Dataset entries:
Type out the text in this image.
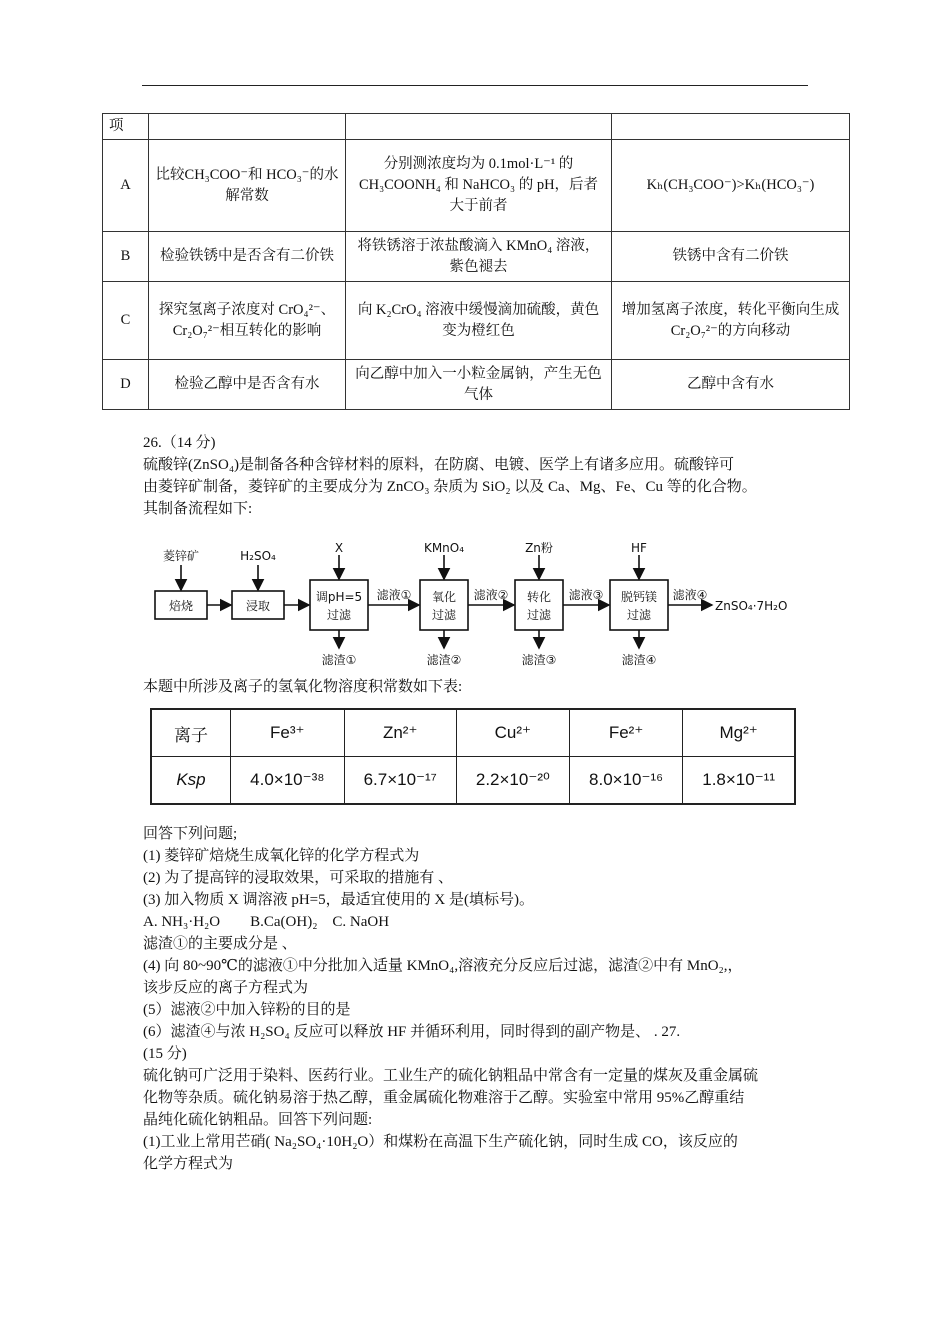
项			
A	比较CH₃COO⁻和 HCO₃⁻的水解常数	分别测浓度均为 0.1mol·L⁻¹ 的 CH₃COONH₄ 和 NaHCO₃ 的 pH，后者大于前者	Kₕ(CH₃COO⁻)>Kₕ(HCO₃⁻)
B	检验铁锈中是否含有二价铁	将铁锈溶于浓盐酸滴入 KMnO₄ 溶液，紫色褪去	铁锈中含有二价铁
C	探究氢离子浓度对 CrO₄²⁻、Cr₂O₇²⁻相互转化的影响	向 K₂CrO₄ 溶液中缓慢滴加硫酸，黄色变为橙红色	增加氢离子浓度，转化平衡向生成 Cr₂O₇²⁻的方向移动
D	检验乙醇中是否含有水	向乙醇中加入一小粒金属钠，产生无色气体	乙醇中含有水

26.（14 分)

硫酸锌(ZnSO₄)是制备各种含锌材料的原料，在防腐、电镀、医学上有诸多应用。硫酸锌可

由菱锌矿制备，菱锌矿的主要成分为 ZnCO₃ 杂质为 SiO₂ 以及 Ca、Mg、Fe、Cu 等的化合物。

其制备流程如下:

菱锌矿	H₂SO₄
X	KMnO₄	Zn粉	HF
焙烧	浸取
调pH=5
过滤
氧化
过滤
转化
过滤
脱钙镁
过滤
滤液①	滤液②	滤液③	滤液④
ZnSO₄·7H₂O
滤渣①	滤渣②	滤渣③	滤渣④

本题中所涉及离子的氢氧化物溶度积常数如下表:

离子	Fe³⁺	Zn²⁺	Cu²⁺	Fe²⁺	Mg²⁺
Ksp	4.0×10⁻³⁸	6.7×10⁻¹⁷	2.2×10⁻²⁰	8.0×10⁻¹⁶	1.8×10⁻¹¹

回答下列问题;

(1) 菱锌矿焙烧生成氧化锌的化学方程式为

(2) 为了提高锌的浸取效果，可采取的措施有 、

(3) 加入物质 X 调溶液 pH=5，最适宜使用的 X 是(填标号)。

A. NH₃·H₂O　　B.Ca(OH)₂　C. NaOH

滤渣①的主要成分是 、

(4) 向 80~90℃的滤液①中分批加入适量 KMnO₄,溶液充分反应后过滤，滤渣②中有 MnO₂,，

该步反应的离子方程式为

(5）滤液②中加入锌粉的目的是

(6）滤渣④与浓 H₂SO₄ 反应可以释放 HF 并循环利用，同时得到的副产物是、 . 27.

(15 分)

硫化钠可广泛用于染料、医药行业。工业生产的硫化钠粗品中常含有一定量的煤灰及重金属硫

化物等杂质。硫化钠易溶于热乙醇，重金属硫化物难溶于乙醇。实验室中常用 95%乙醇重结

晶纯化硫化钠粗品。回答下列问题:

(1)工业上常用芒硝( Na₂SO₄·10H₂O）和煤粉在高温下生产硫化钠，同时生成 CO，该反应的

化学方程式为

...

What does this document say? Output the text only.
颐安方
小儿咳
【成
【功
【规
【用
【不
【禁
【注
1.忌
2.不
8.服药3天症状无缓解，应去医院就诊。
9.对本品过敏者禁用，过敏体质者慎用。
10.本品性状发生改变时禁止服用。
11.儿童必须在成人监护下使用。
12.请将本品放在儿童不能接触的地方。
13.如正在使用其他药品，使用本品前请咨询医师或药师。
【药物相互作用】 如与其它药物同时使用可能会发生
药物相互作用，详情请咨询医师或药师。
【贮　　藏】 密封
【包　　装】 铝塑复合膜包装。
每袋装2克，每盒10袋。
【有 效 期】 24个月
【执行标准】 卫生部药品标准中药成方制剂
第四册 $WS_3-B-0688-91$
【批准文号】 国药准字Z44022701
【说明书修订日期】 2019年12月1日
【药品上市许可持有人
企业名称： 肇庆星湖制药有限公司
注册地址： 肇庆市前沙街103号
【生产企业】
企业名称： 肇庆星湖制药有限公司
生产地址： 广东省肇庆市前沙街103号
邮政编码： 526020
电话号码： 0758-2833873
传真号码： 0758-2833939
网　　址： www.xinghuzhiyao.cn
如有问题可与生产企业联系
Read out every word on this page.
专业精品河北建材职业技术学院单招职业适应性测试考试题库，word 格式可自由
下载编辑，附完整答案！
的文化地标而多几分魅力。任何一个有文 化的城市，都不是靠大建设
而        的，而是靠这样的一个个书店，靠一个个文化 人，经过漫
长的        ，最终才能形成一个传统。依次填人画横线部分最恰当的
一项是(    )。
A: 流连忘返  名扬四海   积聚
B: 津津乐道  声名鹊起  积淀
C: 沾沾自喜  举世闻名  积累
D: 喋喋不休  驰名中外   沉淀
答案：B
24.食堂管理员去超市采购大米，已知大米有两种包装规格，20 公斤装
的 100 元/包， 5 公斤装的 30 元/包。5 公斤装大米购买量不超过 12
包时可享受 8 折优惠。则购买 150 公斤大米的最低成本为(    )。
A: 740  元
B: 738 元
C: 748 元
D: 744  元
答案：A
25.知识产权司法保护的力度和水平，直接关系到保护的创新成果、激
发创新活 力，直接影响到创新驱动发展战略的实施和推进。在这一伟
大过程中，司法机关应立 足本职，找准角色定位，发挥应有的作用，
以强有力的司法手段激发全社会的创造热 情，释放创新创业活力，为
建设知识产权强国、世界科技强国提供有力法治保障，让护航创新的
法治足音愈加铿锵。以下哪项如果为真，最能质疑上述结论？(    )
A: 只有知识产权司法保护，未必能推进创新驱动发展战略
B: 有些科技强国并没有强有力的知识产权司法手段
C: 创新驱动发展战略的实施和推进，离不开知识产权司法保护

▶ **Task**:
In the listing, find every line with the word "this" and state how many there are, nothing more.

▶ **Task answer**:
3